[Stored records]
● ● ● ● ●

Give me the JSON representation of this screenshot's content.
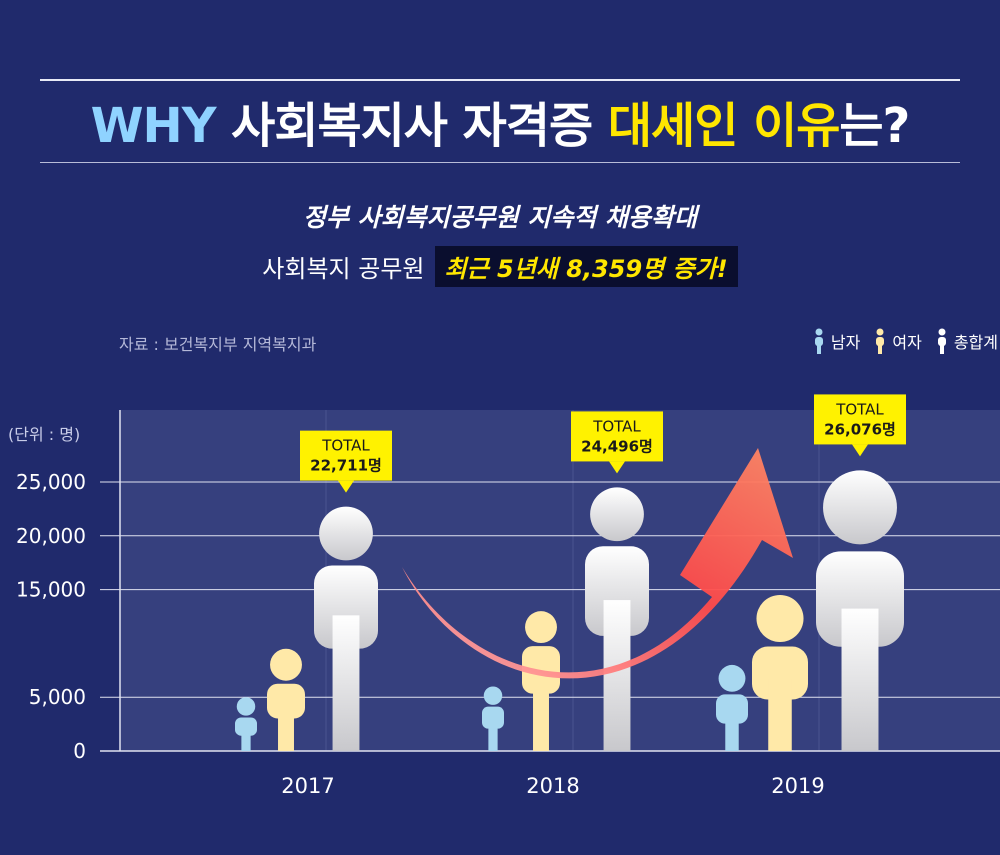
{
  "header": {
    "why": "WHY",
    "title_mid": " 사회복지사 자격증 ",
    "title_highlight": "대세인 이유",
    "title_end": "는?"
  },
  "subtitle": {
    "line1": "정부 사회복지공무원 지속적 채용확대",
    "line2_plain": "사회복지 공무원",
    "line2_highlight": "최근 5년새 8,359명 증가!"
  },
  "source": "자료 : 보건복지부 지역복지과",
  "legend": [
    {
      "label": "남자",
      "color": "#a8d8f0"
    },
    {
      "label": "여자",
      "color": "#ffe9a8"
    },
    {
      "label": "총합계",
      "color": "#ffffff"
    }
  ],
  "chart_data": {
    "type": "bar",
    "unit_label": "(단위 : 명)",
    "y_ticks": [
      "0",
      "5,000",
      "15,000",
      "20,000",
      "25,000"
    ],
    "y_tick_values": [
      0,
      5000,
      15000,
      20000,
      25000
    ],
    "categories": [
      "2017",
      "2018",
      "2019"
    ],
    "series": [
      {
        "name": "남자",
        "values": [
          5000,
          6000,
          8000
        ],
        "color": "#a8d8f0"
      },
      {
        "name": "여자",
        "values": [
          9500,
          13000,
          14500
        ],
        "color": "#ffe9a8"
      },
      {
        "name": "총합계",
        "values": [
          22711,
          24496,
          26076
        ],
        "color": "#ffffff"
      }
    ],
    "total_callouts": [
      {
        "label": "TOTAL",
        "value": "22,711명"
      },
      {
        "label": "TOTAL",
        "value": "24,496명"
      },
      {
        "label": "TOTAL",
        "value": "26,076명"
      }
    ]
  }
}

● ● ● ● ●

Short task: Transcribe the entries above verbatim, omitting their pictures.

Solution for this task:
Give me the JSON representation of this screenshot's content.
{
  "header": {
    "why": "WHY",
    "title_mid": " 사회복지사 자격증 ",
    "title_highlight": "대세인 이유",
    "title_end": "는?"
  },
  "subtitle": {
    "line1": "정부 사회복지공무원 지속적 채용확대",
    "line2_plain": "사회복지 공무원",
    "line2_highlight": "최근 5년새 8,359명 증가!"
  },
  "source": "자료 : 보건복지부 지역복지과",
  "legend": [
    {
      "label": "남자",
      "color": "#a8d8f0"
    },
    {
      "label": "여자",
      "color": "#ffe9a8"
    },
    {
      "label": "총합계",
      "color": "#ffffff"
    }
  ],
  "chart_data": {
    "type": "bar",
    "unit_label": "(단위 : 명)",
    "y_ticks": [
      "0",
      "5,000",
      "15,000",
      "20,000",
      "25,000"
    ],
    "y_tick_values": [
      0,
      5000,
      15000,
      20000,
      25000
    ],
    "categories": [
      "2017",
      "2018",
      "2019"
    ],
    "series": [
      {
        "name": "남자",
        "values": [
          5000,
          6000,
          8000
        ],
        "color": "#a8d8f0"
      },
      {
        "name": "여자",
        "values": [
          9500,
          13000,
          14500
        ],
        "color": "#ffe9a8"
      },
      {
        "name": "총합계",
        "values": [
          22711,
          24496,
          26076
        ],
        "color": "#ffffff"
      }
    ],
    "total_callouts": [
      {
        "label": "TOTAL",
        "value": "22,711명"
      },
      {
        "label": "TOTAL",
        "value": "24,496명"
      },
      {
        "label": "TOTAL",
        "value": "26,076명"
      }
    ]
  }
}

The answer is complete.